_Challenge_
Copy out every line exactly, passing over the pictures.

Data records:
########################################
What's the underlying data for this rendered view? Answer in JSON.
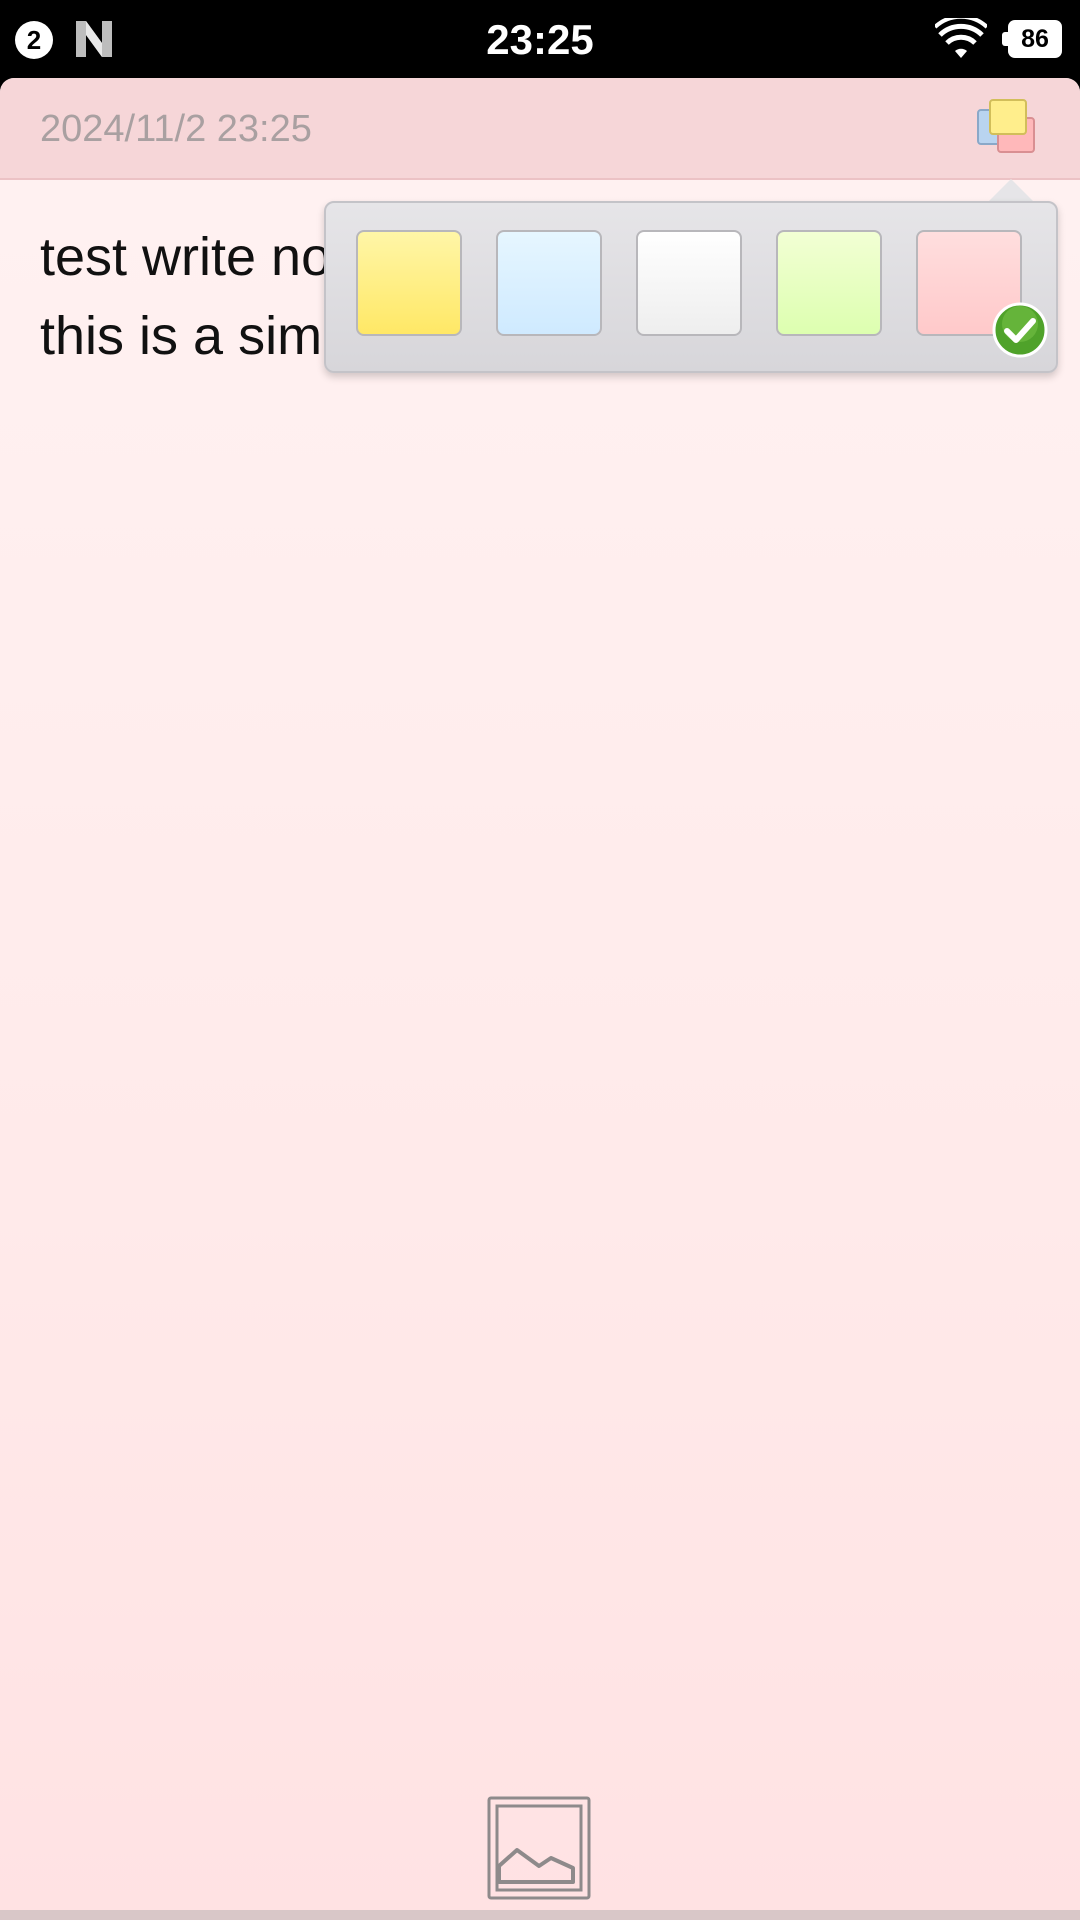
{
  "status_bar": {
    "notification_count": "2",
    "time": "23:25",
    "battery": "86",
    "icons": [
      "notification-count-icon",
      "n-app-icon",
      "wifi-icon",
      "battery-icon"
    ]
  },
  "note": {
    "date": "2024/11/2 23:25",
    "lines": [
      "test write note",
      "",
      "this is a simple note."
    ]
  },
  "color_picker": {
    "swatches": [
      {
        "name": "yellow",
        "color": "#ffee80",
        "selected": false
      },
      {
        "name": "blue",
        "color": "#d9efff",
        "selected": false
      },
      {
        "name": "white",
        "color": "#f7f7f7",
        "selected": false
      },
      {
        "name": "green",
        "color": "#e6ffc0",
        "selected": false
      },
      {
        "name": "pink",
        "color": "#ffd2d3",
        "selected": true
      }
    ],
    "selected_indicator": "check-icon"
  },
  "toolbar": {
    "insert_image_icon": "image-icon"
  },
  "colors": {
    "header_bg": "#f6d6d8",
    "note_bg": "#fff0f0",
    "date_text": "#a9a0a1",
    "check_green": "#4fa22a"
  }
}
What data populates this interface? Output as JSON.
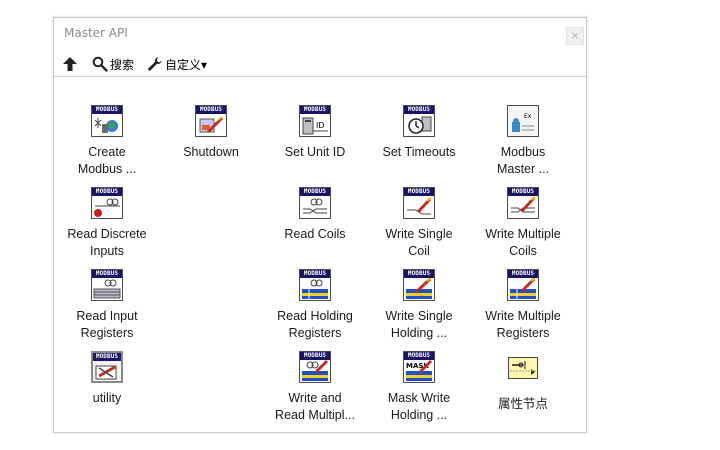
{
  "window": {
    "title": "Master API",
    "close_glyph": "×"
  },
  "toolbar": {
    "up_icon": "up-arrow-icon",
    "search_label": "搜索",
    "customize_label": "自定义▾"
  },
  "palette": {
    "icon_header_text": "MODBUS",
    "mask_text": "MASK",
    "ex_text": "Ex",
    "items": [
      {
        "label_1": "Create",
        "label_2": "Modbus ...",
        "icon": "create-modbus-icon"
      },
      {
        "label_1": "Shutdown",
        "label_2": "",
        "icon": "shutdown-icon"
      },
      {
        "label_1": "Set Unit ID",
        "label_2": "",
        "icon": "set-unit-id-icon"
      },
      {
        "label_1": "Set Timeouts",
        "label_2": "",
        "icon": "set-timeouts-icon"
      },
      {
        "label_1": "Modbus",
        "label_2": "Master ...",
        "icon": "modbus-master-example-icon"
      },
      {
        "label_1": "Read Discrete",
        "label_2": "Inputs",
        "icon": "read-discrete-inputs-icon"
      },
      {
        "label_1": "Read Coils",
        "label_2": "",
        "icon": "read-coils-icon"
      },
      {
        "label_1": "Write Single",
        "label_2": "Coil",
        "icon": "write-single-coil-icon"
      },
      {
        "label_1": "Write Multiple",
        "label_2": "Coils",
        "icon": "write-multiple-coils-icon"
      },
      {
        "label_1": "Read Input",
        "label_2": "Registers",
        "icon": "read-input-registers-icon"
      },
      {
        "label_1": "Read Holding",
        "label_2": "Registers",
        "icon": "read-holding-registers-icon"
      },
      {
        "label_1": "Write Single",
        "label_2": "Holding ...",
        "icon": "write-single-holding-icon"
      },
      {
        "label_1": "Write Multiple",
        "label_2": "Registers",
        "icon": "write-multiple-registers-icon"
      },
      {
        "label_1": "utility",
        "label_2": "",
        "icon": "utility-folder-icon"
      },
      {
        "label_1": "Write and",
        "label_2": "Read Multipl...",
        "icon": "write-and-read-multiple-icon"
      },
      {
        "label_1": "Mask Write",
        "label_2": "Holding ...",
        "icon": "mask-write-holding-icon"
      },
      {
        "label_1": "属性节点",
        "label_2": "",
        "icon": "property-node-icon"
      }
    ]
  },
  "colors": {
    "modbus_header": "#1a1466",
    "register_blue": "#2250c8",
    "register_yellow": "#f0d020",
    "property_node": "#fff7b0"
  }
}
########################################
_Written reply_
What's the underlying data for this rendered view? Answer in JSON.
{
  "status_bar": {
    "notification_count": "2",
    "time": "23:25",
    "battery": "86",
    "icons": [
      "notification-count-icon",
      "n-app-icon",
      "wifi-icon",
      "battery-icon"
    ]
  },
  "note": {
    "date": "2024/11/2 23:25",
    "lines": [
      "test write note",
      "",
      "this is a simple note."
    ]
  },
  "color_picker": {
    "swatches": [
      {
        "name": "yellow",
        "color": "#ffee80",
        "selected": false
      },
      {
        "name": "blue",
        "color": "#d9efff",
        "selected": false
      },
      {
        "name": "white",
        "color": "#f7f7f7",
        "selected": false
      },
      {
        "name": "green",
        "color": "#e6ffc0",
        "selected": false
      },
      {
        "name": "pink",
        "color": "#ffd2d3",
        "selected": true
      }
    ],
    "selected_indicator": "check-icon"
  },
  "toolbar": {
    "insert_image_icon": "image-icon"
  },
  "colors": {
    "header_bg": "#f6d6d8",
    "note_bg": "#fff0f0",
    "date_text": "#a9a0a1",
    "check_green": "#4fa22a"
  }
}
What data populates this interface? Output as JSON.
{
  "window": {
    "title": "Master API",
    "close_glyph": "×"
  },
  "toolbar": {
    "up_icon": "up-arrow-icon",
    "search_label": "搜索",
    "customize_label": "自定义▾"
  },
  "palette": {
    "icon_header_text": "MODBUS",
    "mask_text": "MASK",
    "ex_text": "Ex",
    "items": [
      {
        "label_1": "Create",
        "label_2": "Modbus ...",
        "icon": "create-modbus-icon"
      },
      {
        "label_1": "Shutdown",
        "label_2": "",
        "icon": "shutdown-icon"
      },
      {
        "label_1": "Set Unit ID",
        "label_2": "",
        "icon": "set-unit-id-icon"
      },
      {
        "label_1": "Set Timeouts",
        "label_2": "",
        "icon": "set-timeouts-icon"
      },
      {
        "label_1": "Modbus",
        "label_2": "Master ...",
        "icon": "modbus-master-example-icon"
      },
      {
        "label_1": "Read Discrete",
        "label_2": "Inputs",
        "icon": "read-discrete-inputs-icon"
      },
      {
        "label_1": "Read Coils",
        "label_2": "",
        "icon": "read-coils-icon"
      },
      {
        "label_1": "Write Single",
        "label_2": "Coil",
        "icon": "write-single-coil-icon"
      },
      {
        "label_1": "Write Multiple",
        "label_2": "Coils",
        "icon": "write-multiple-coils-icon"
      },
      {
        "label_1": "Read Input",
        "label_2": "Registers",
        "icon": "read-input-registers-icon"
      },
      {
        "label_1": "Read Holding",
        "label_2": "Registers",
        "icon": "read-holding-registers-icon"
      },
      {
        "label_1": "Write Single",
        "label_2": "Holding ...",
        "icon": "write-single-holding-icon"
      },
      {
        "label_1": "Write Multiple",
        "label_2": "Registers",
        "icon": "write-multiple-registers-icon"
      },
      {
        "label_1": "utility",
        "label_2": "",
        "icon": "utility-folder-icon"
      },
      {
        "label_1": "Write and",
        "label_2": "Read Multipl...",
        "icon": "write-and-read-multiple-icon"
      },
      {
        "label_1": "Mask Write",
        "label_2": "Holding ...",
        "icon": "mask-write-holding-icon"
      },
      {
        "label_1": "属性节点",
        "label_2": "",
        "icon": "property-node-icon"
      }
    ]
  },
  "colors": {
    "modbus_header": "#1a1466",
    "register_blue": "#2250c8",
    "register_yellow": "#f0d020",
    "property_node": "#fff7b0"
  }
}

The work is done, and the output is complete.